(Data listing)
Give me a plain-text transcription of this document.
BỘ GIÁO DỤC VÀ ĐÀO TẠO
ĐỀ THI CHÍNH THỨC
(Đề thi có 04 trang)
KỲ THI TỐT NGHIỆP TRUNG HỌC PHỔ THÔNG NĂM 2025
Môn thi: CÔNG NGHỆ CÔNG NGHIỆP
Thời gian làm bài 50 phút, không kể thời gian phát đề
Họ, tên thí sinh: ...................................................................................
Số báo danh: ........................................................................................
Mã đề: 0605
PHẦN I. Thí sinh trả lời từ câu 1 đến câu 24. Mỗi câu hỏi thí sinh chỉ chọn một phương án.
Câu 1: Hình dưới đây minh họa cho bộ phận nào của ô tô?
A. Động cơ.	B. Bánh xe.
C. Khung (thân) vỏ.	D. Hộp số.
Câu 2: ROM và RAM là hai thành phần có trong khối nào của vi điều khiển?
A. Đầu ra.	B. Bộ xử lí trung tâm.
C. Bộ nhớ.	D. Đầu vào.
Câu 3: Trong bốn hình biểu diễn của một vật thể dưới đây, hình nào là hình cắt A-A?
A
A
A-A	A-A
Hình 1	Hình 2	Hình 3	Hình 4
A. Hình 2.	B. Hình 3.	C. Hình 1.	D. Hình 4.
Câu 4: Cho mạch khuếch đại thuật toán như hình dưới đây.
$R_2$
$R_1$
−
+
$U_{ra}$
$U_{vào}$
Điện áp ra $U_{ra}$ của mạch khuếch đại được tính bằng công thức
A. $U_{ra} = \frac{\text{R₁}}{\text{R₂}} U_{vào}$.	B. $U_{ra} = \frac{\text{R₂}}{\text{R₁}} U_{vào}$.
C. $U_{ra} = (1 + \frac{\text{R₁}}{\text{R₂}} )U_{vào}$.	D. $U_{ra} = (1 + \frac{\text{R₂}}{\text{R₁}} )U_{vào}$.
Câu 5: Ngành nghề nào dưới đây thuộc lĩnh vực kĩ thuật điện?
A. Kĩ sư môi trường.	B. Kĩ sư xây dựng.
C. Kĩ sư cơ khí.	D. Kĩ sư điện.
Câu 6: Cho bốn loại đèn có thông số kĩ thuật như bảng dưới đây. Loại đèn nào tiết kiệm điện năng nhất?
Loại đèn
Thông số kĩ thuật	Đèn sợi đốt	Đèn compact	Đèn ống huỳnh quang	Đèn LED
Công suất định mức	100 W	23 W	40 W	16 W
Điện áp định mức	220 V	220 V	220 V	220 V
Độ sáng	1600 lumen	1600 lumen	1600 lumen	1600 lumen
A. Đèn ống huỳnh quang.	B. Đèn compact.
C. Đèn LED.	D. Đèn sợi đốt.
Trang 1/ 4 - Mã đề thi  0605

**TASK TO CARRY OUT:**
From the listing above, pick out every line containing "text".

**TASK ANSWER:**
Give me a plain-text transcription of this document.
A. $U_{ra} = \frac{\text{R₁}}{\text{R₂}} U_{vào}$.	B. $U_{ra} = \frac{\text{R₂}}{\text{R₁}} U_{vào}$.
C. $U_{ra} = (1 + \frac{\text{R₁}}{\text{R₂}} )U_{vào}$.	D. $U_{ra} = (1 + \frac{\text{R₂}}{\text{R₁}} )U_{vào}$.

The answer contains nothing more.